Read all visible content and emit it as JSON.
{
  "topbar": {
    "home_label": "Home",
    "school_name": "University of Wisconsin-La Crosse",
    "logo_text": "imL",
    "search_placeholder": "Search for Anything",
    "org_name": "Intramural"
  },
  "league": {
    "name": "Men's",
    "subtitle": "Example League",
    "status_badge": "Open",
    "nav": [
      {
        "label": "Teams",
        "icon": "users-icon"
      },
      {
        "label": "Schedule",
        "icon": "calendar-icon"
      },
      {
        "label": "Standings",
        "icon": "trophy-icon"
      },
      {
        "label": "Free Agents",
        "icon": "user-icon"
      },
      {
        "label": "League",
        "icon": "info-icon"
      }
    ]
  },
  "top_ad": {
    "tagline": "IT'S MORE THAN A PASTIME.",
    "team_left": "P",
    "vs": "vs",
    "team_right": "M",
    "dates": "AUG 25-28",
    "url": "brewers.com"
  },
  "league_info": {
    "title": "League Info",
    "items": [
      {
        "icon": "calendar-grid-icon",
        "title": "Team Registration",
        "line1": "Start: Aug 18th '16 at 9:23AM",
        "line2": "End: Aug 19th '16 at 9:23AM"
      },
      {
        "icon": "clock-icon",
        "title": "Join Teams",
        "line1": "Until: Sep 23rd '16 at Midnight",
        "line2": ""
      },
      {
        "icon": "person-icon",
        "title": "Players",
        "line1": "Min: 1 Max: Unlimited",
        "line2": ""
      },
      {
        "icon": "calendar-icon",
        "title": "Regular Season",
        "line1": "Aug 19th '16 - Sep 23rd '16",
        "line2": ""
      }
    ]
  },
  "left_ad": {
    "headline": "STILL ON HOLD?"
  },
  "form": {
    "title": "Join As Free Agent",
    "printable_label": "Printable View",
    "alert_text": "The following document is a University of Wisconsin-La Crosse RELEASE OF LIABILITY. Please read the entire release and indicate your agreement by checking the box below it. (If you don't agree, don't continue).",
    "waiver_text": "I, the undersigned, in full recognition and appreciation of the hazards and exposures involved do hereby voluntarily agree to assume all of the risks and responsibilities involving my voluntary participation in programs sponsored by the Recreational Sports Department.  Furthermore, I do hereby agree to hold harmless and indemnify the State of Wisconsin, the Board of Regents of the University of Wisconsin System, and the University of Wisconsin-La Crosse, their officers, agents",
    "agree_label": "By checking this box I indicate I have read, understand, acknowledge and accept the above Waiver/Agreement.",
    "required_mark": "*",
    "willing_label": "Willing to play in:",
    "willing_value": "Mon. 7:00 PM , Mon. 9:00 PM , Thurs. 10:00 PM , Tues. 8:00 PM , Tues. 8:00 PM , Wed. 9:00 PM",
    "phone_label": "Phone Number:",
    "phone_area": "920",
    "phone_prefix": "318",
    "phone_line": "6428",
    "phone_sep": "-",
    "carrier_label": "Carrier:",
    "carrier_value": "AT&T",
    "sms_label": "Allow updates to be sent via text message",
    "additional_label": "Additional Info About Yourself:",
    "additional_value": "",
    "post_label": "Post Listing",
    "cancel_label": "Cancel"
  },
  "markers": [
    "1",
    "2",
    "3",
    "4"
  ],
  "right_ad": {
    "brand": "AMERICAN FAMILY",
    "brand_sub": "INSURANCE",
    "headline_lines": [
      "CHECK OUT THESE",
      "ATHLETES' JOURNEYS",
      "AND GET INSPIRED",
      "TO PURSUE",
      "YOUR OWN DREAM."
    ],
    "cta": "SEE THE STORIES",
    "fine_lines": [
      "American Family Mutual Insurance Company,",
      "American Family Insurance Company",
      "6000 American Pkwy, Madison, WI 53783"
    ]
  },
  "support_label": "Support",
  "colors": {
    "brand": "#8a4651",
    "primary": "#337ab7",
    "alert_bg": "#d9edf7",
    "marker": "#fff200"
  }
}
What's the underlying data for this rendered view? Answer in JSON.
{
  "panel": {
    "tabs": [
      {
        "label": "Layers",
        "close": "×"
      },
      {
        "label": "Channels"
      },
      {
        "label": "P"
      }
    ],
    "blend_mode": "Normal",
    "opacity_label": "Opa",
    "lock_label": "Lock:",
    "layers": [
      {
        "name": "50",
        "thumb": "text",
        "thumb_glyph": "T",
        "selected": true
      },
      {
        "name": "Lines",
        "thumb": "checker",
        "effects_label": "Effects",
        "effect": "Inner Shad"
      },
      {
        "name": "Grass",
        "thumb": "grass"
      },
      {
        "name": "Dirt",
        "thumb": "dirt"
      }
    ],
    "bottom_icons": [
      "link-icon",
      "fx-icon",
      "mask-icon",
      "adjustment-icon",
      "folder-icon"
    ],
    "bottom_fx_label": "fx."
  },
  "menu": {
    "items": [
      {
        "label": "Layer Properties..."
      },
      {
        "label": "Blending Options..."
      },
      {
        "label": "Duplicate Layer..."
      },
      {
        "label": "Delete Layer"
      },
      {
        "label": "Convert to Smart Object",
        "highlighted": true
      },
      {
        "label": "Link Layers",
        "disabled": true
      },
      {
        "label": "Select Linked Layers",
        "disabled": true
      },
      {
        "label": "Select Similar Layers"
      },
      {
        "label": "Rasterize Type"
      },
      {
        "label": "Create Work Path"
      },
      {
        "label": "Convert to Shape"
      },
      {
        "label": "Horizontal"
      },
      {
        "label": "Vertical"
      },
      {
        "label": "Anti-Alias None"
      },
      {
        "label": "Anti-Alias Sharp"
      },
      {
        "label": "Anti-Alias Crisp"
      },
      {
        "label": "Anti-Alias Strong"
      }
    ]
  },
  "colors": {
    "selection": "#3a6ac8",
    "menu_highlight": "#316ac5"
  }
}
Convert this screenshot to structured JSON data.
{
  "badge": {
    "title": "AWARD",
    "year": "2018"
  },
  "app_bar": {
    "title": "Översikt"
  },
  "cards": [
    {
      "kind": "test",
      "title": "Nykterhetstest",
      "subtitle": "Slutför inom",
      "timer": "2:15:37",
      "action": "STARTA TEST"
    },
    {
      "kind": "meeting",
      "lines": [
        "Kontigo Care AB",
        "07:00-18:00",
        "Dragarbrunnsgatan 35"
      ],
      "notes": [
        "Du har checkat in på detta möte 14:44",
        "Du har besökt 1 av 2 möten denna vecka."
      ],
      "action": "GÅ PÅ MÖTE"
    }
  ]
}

======

TASK DESCRIPTION ->
Copy, character for character, the lines from the line that holds "Convert this screenshot" through the final line of the records above.

RESULT OF THIS EXERCISE ->
Convert this screenshot to structured JSON data.
{
  "badge": {
    "title": "AWARD",
    "year": "2018"
  },
  "app_bar": {
    "title": "Översikt"
  },
  "cards": [
    {
      "kind": "test",
      "title": "Nykterhetstest",
      "subtitle": "Slutför inom",
      "timer": "2:15:37",
      "action": "STARTA TEST"
    },
    {
      "kind": "meeting",
      "lines": [
        "Kontigo Care AB",
        "07:00-18:00",
        "Dragarbrunnsgatan 35"
      ],
      "notes": [
        "Du har checkat in på detta möte 14:44",
        "Du har besökt 1 av 2 möten denna vecka."
      ],
      "action": "GÅ PÅ MÖTE"
    }
  ]
}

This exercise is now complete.